• [Work instructions]:
Substitute "grid-marker-icon" for "column-marker-icon" wherever it occurs in the items below and reproduce their lines with no other change. Leave the pictures out of your answer.

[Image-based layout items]
--- start ---
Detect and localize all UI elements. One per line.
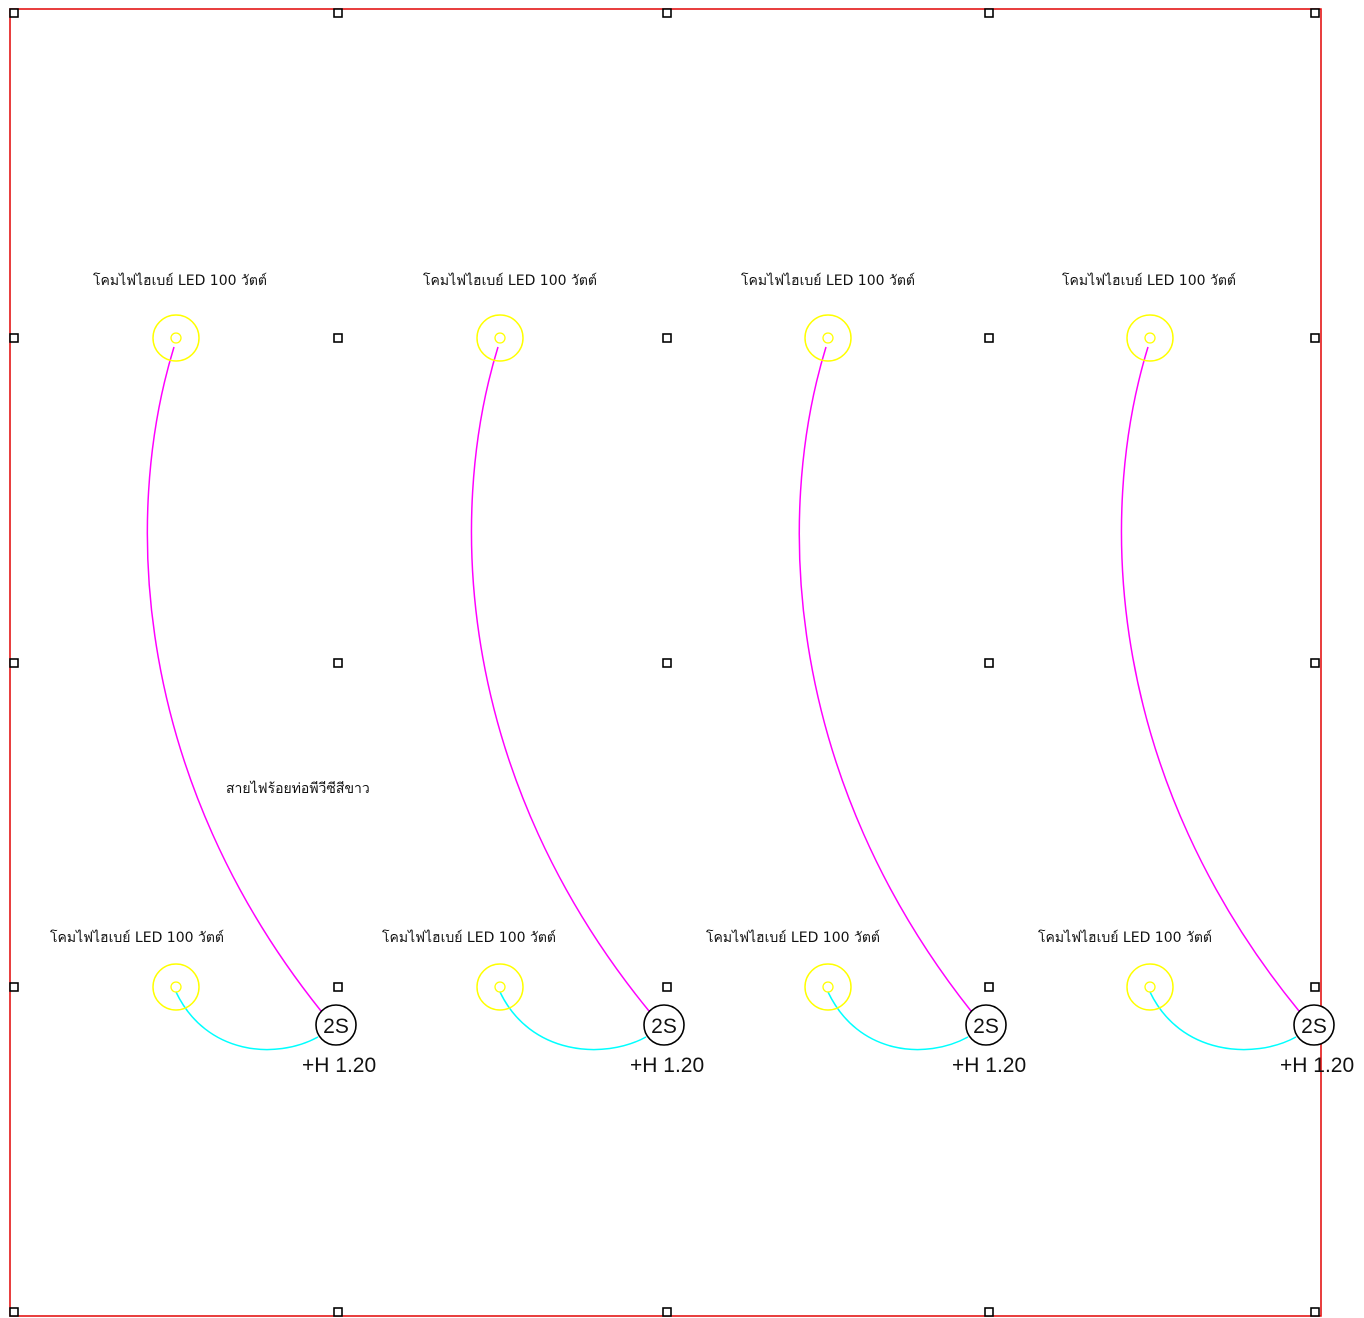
lamp-outer-ring [804,963,852,1011]
wire-to-upper-lamp [798,346,972,1012]
switch-height-label: +H 1.20 [1280,1054,1354,1077]
switch-label: 2S [973,1015,999,1038]
lamp-label: โคมไฟไฮเบย์ LED 100 วัตต์ [93,272,267,289]
column-marker-icon [662,982,672,992]
column-marker-icon [1310,658,1320,668]
high-bay-lamp-icon [476,314,524,362]
lamp-outer-ring [476,963,524,1011]
wire-note-label: สายไฟร้อยท่อพีวีซีสีขาว [226,780,370,797]
column-marker-icon [9,982,19,992]
lamp-outer-ring [1126,314,1174,362]
column-marker-icon [984,658,994,668]
lamp-label: โคมไฟไฮเบย์ LED 100 วัตต์ [423,272,597,289]
switches-layer [315,1004,1335,1046]
high-bay-lamp-icon [1126,314,1174,362]
switch-2s-icon [965,1004,1007,1046]
column-marker-icon [333,982,343,992]
column-marker-icon [1310,982,1320,992]
lamp-label: โคมไฟไฮเบย์ LED 100 วัตต์ [382,929,556,946]
lamp-inner-ring [1144,332,1156,344]
lamp-label: โคมไฟไฮเบย์ LED 100 วัตต์ [741,272,915,289]
high-bay-lamp-icon [804,963,852,1011]
switch-2s-icon [643,1004,685,1046]
wiring-layer [146,346,1300,1051]
wire-to-lower-lamp [499,991,647,1051]
high-bay-lamp-icon [476,963,524,1011]
column-marker-icon [1310,1307,1320,1317]
high-bay-lamp-icon [152,314,200,362]
column-marker-icon [1310,8,1320,18]
lamp-outer-ring [804,314,852,362]
column-marker-icon [9,1307,19,1317]
lamp-inner-ring [494,332,506,344]
lamp-label: โคมไฟไฮเบย์ LED 100 วัตต์ [1062,272,1236,289]
lamp-outer-ring [152,963,200,1011]
column-marker-icon [1310,333,1320,343]
wire-to-lower-lamp [175,991,319,1051]
lamps-layer [152,314,1174,1011]
column-marker-icon [9,658,19,668]
wire-to-lower-lamp [827,991,969,1051]
lamp-label: โคมไฟไฮเบย์ LED 100 วัตต์ [50,929,224,946]
high-bay-lamp-icon [804,314,852,362]
lamp-outer-ring [1126,963,1174,1011]
column-marker-icon [333,8,343,18]
column-marker-icon [984,982,994,992]
lamp-inner-ring [822,332,834,344]
column-markers [9,8,1320,1317]
column-marker-icon [662,658,672,668]
switch-label: 2S [651,1015,677,1038]
switch-height-label: +H 1.20 [302,1054,376,1077]
high-bay-lamp-icon [1126,963,1174,1011]
column-marker-icon [662,333,672,343]
column-marker-icon [984,1307,994,1317]
column-marker-icon [984,333,994,343]
high-bay-lamp-icon [152,963,200,1011]
switch-height-label: +H 1.20 [630,1054,704,1077]
column-marker-icon [333,333,343,343]
lamp-label: โคมไฟไฮเบย์ LED 100 วัตต์ [1038,929,1212,946]
switch-2s-icon [315,1004,357,1046]
lamp-label: โคมไฟไฮเบย์ LED 100 วัตต์ [706,929,880,946]
column-marker-icon [662,1307,672,1317]
switch-label: 2S [323,1015,349,1038]
lamp-inner-ring [170,332,182,344]
wire-to-lower-lamp [1149,991,1297,1051]
wire-to-upper-lamp [146,346,322,1012]
switch-2s-icon [1293,1004,1335,1046]
column-marker-icon [9,333,19,343]
lamp-inner-ring [494,981,506,993]
column-marker-icon [9,8,19,18]
lamp-inner-ring [1144,981,1156,993]
column-marker-icon [333,658,343,668]
switch-label: 2S [1301,1015,1327,1038]
wire-to-upper-lamp [1120,346,1300,1012]
lamp-inner-ring [822,981,834,993]
column-marker-icon [984,8,994,18]
lamp-outer-ring [476,314,524,362]
column-marker-icon [662,8,672,18]
lamp-outer-ring [152,314,200,362]
switch-height-label: +H 1.20 [952,1054,1026,1077]
lamp-inner-ring [170,981,182,993]
column-marker-icon [333,1307,343,1317]
wire-to-upper-lamp [470,346,650,1012]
--- end ---
• [Exercise output]:
Detect and localize all UI elements. One per line.
lamp-outer-ring [804,963,852,1011]
wire-to-upper-lamp [798,346,972,1012]
switch-height-label: +H 1.20 [1280,1054,1354,1077]
switch-label: 2S [973,1015,999,1038]
lamp-label: โคมไฟไฮเบย์ LED 100 วัตต์ [93,272,267,289]
grid-marker-icon [662,982,672,992]
grid-marker-icon [1310,658,1320,668]
high-bay-lamp-icon [476,314,524,362]
lamp-outer-ring [476,963,524,1011]
wire-note-label: สายไฟร้อยท่อพีวีซีสีขาว [226,780,370,797]
grid-marker-icon [9,982,19,992]
lamp-outer-ring [1126,314,1174,362]
grid-marker-icon [984,658,994,668]
lamp-label: โคมไฟไฮเบย์ LED 100 วัตต์ [423,272,597,289]
switches-layer [315,1004,1335,1046]
high-bay-lamp-icon [1126,314,1174,362]
switch-2s-icon [965,1004,1007,1046]
grid-marker-icon [333,982,343,992]
grid-marker-icon [1310,982,1320,992]
lamp-label: โคมไฟไฮเบย์ LED 100 วัตต์ [382,929,556,946]
lamp-inner-ring [1144,332,1156,344]
lamp-label: โคมไฟไฮเบย์ LED 100 วัตต์ [741,272,915,289]
high-bay-lamp-icon [804,963,852,1011]
switch-2s-icon [643,1004,685,1046]
wiring-layer [146,346,1300,1051]
wire-to-lower-lamp [499,991,647,1051]
high-bay-lamp-icon [476,963,524,1011]
grid-marker-icon [1310,1307,1320,1317]
high-bay-lamp-icon [152,314,200,362]
grid-marker-icon [1310,8,1320,18]
lamp-outer-ring [804,314,852,362]
grid-marker-icon [9,1307,19,1317]
lamp-inner-ring [494,332,506,344]
lamp-label: โคมไฟไฮเบย์ LED 100 วัตต์ [1062,272,1236,289]
lamp-outer-ring [152,963,200,1011]
grid-marker-icon [1310,333,1320,343]
wire-to-lower-lamp [175,991,319,1051]
lamps-layer [152,314,1174,1011]
grid-marker-icon [9,658,19,668]
wire-to-lower-lamp [827,991,969,1051]
lamp-label: โคมไฟไฮเบย์ LED 100 วัตต์ [50,929,224,946]
high-bay-lamp-icon [804,314,852,362]
lamp-outer-ring [1126,963,1174,1011]
grid-marker-icon [333,8,343,18]
grid-marker-icon [984,982,994,992]
lamp-inner-ring [822,332,834,344]
column-markers [9,8,1320,1317]
grid-marker-icon [662,658,672,668]
switch-label: 2S [651,1015,677,1038]
switch-height-label: +H 1.20 [302,1054,376,1077]
high-bay-lamp-icon [1126,963,1174,1011]
grid-marker-icon [662,333,672,343]
grid-marker-icon [984,1307,994,1317]
grid-marker-icon [984,333,994,343]
high-bay-lamp-icon [152,963,200,1011]
switch-height-label: +H 1.20 [630,1054,704,1077]
grid-marker-icon [333,333,343,343]
lamp-label: โคมไฟไฮเบย์ LED 100 วัตต์ [1038,929,1212,946]
switch-2s-icon [315,1004,357,1046]
lamp-label: โคมไฟไฮเบย์ LED 100 วัตต์ [706,929,880,946]
grid-marker-icon [662,1307,672,1317]
switch-label: 2S [323,1015,349,1038]
lamp-inner-ring [170,332,182,344]
wire-to-lower-lamp [1149,991,1297,1051]
wire-to-upper-lamp [146,346,322,1012]
switch-2s-icon [1293,1004,1335,1046]
grid-marker-icon [9,333,19,343]
lamp-inner-ring [494,981,506,993]
grid-marker-icon [9,8,19,18]
lamp-inner-ring [1144,981,1156,993]
grid-marker-icon [333,658,343,668]
switch-label: 2S [1301,1015,1327,1038]
wire-to-upper-lamp [1120,346,1300,1012]
lamp-inner-ring [822,981,834,993]
grid-marker-icon [984,8,994,18]
lamp-outer-ring [476,314,524,362]
grid-marker-icon [662,8,672,18]
lamp-outer-ring [152,314,200,362]
switch-height-label: +H 1.20 [952,1054,1026,1077]
lamp-inner-ring [170,981,182,993]
grid-marker-icon [333,1307,343,1317]
wire-to-upper-lamp [470,346,650,1012]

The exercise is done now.